╭──

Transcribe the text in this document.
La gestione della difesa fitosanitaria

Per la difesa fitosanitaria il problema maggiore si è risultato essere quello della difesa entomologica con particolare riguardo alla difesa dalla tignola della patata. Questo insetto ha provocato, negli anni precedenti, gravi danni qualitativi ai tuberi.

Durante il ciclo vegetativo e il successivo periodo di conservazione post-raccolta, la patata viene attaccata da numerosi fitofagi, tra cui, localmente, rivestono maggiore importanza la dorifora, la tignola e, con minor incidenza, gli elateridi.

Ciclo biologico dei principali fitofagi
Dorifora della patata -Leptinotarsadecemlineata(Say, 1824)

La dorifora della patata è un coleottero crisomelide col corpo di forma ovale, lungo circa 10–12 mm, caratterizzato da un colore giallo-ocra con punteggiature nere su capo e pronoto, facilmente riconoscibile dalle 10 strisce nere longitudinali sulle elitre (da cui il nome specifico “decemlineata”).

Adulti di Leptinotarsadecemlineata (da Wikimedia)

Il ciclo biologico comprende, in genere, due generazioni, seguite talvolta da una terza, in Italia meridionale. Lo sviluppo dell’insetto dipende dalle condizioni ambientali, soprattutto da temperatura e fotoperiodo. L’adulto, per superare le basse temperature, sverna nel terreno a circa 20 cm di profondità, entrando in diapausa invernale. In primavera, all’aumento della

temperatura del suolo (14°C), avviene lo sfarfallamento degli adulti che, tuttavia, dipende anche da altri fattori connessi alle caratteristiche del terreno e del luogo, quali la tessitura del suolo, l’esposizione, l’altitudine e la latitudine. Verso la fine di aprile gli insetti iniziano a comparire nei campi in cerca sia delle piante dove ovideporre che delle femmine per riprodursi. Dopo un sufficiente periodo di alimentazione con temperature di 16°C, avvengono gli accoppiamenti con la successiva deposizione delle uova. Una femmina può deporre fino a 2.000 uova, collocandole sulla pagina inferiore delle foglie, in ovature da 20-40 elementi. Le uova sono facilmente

╰──

GIVEN EXERCISE:
Output each record exactly, leaving nothing out.

TASK RESULT:
Transcribe the text in this document.
La gestione della difesa fitosanitaria

Per la difesa fitosanitaria il problema maggiore si è risultato essere quello della difesa entomologica con particolare riguardo alla difesa dalla tignola della patata. Questo insetto ha provocato, negli anni precedenti, gravi danni qualitativi ai tuberi.

Durante il ciclo vegetativo e il successivo periodo di conservazione post-raccolta, la patata viene attaccata da numerosi fitofagi, tra cui, localmente, rivestono maggiore importanza la dorifora, la tignola e, con minor incidenza, gli elateridi.

Ciclo biologico dei principali fitofagi
Dorifora della patata -Leptinotarsadecemlineata(Say, 1824)

La dorifora della patata è un coleottero crisomelide col corpo di forma ovale, lungo circa 10–12 mm, caratterizzato da un colore giallo-ocra con punteggiature nere su capo e pronoto, facilmente riconoscibile dalle 10 strisce nere longitudinali sulle elitre (da cui il nome specifico “decemlineata”).

Adulti di Leptinotarsadecemlineata (da Wikimedia)

Il ciclo biologico comprende, in genere, due generazioni, seguite talvolta da una terza, in Italia meridionale. Lo sviluppo dell’insetto dipende dalle condizioni ambientali, soprattutto da temperatura e fotoperiodo. L’adulto, per superare le basse temperature, sverna nel terreno a circa 20 cm di profondità, entrando in diapausa invernale. In primavera, all’aumento della

temperatura del suolo (14°C), avviene lo sfarfallamento degli adulti che, tuttavia, dipende anche da altri fattori connessi alle caratteristiche del terreno e del luogo, quali la tessitura del suolo, l’esposizione, l’altitudine e la latitudine. Verso la fine di aprile gli insetti iniziano a comparire nei campi in cerca sia delle piante dove ovideporre che delle femmine per riprodursi. Dopo un sufficiente periodo di alimentazione con temperature di 16°C, avvengono gli accoppiamenti con la successiva deposizione delle uova. Una femmina può deporre fino a 2.000 uova, collocandole sulla pagina inferiore delle foglie, in ovature da 20-40 elementi. Le uova sono facilmente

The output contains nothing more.